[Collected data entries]

◇ ◇ ◇ ◇ ◇

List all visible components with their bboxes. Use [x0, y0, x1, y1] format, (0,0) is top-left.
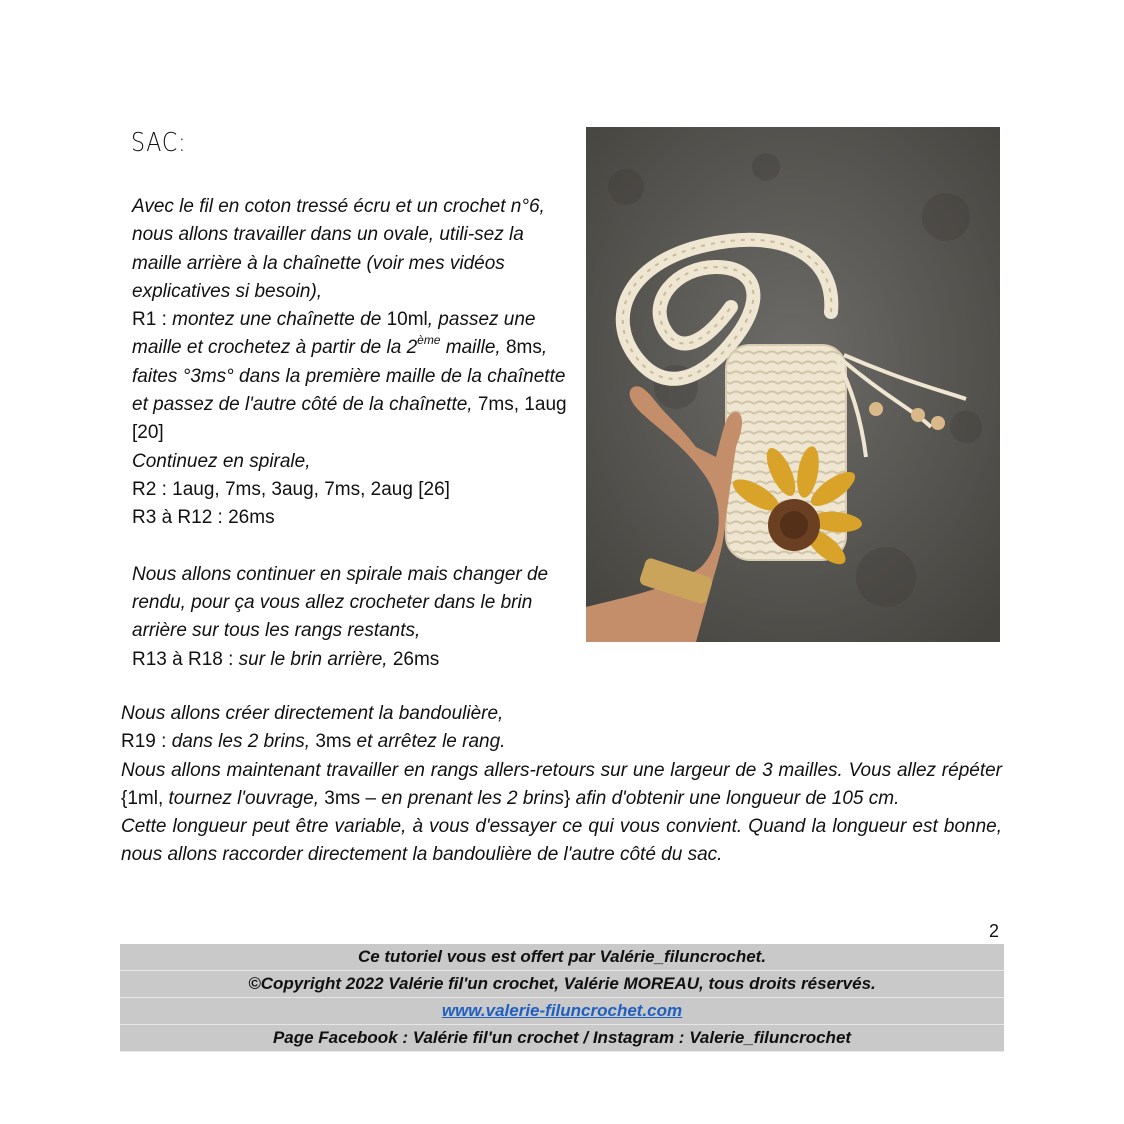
full-text-run: dans les 2 brins,	[171, 731, 316, 753]
full-text-run: Cette longueur peut être variable, à vous d'essayer ce qui vous convient. Quand la longueur est bonne, nous allons raccorder directement la bandoulière de l'autre côté du sac.	[121, 816, 1002, 866]
full-text-run: }	[564, 787, 571, 809]
column-paragraph	[132, 306, 572, 447]
column-paragraph	[132, 448, 572, 476]
full-text-run: 3ms –	[324, 787, 382, 809]
full-text-run: R19 :	[121, 731, 172, 753]
page-number: 2	[989, 921, 1000, 941]
full-paragraph	[121, 728, 1002, 756]
product-photo	[586, 127, 1000, 642]
column-text-run: R3 à R12 : 26ms	[132, 507, 275, 529]
full-text-run: {1ml,	[121, 787, 169, 809]
full-paragraph	[121, 813, 1002, 870]
footer-line-copyright: ©Copyright 2022 Valérie fil'un crochet, Valérie MOREAU, tous droits réservés.	[120, 971, 1004, 998]
column-text-run: 26ms	[392, 648, 440, 670]
column-text-run: sur le brin arrière,	[238, 648, 393, 670]
column-text-run: , passez une maille et crochetez à partir de la 2	[132, 309, 536, 359]
website-link[interactable]: www.valerie-filuncrochet.com	[441, 1001, 683, 1020]
footer-line-website	[120, 998, 1004, 1025]
footer	[120, 944, 1004, 1052]
full-text-run: 3ms	[315, 731, 352, 753]
column-text-run: R1 :	[132, 309, 173, 331]
full-text-run: en prenant les 2 brins	[381, 787, 565, 809]
section-heading: SAC:	[131, 128, 187, 158]
column-text-run: montez une chaînette de	[172, 309, 387, 331]
column-paragraph	[132, 193, 572, 306]
column-paragraph	[132, 504, 572, 532]
column-text-run: maille,	[440, 337, 506, 359]
full-text-run: Nous allons créer directement la bandoulière,	[121, 703, 504, 724]
column-paragraph	[132, 561, 572, 646]
column-paragraph	[132, 646, 572, 674]
full-width-text	[121, 700, 1002, 870]
full-text-run: tournez l'ouvrage,	[168, 787, 325, 809]
column-text-run: , faites °3ms° dans la première maille de la chaînette et passez de l'autre côté de la chaînette,	[132, 337, 566, 416]
column-text-run: Continuez en spirale,	[132, 450, 311, 472]
full-paragraph	[121, 757, 1002, 814]
column-text-run: 10ml	[386, 309, 428, 331]
paragraph-gap	[132, 533, 572, 561]
footer-line-social: Page Facebook : Valérie fil'un crochet / Instagram : Valerie_filuncrochet	[120, 1025, 1004, 1052]
column-text-run: Avec le fil en coton tressé écru et un crochet n°6, nous allons travailler dans un ovale, utili-sez la maille arrière à la chaînette (voir mes vidéos explicatives si besoin),	[132, 196, 545, 302]
footer-line-offer: Ce tutoriel vous est offert par Valérie_filuncrochet.	[120, 944, 1004, 971]
column-paragraph	[132, 476, 572, 504]
full-paragraph	[121, 700, 1002, 728]
crochet-bag-photo	[586, 127, 1000, 642]
full-text-run: et arrêtez le rang.	[351, 731, 506, 753]
column-text-run: Nous allons continuer en spirale mais changer de rendu, pour ça vous allez crocheter dans le brin arrière sur tous les rangs restants,	[132, 563, 549, 642]
column-text	[132, 193, 572, 674]
full-text-run: afin d'obtenir une longueur de 105 cm.	[570, 787, 900, 809]
column-text-run: R13 à R18 :	[132, 648, 239, 670]
column-text-run: ème	[417, 333, 441, 348]
full-text-run: Nous allons maintenant travailler en rangs allers-retours sur une largeur de 3 mailles. Vous allez répéter	[121, 759, 1002, 781]
column-text-run: R2 : 1aug, 7ms, 3aug, 7ms, 2aug [26]	[132, 478, 450, 500]
column-text-run: 8ms	[505, 337, 542, 359]
column-text-run: 7ms, 1aug [20]	[132, 394, 567, 444]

◇ ◇ ◇ ◇ ◇

▶ _Requirements_:
Please state how many lines of the entries contain the word "passez".

▶ _Output of the task_:
2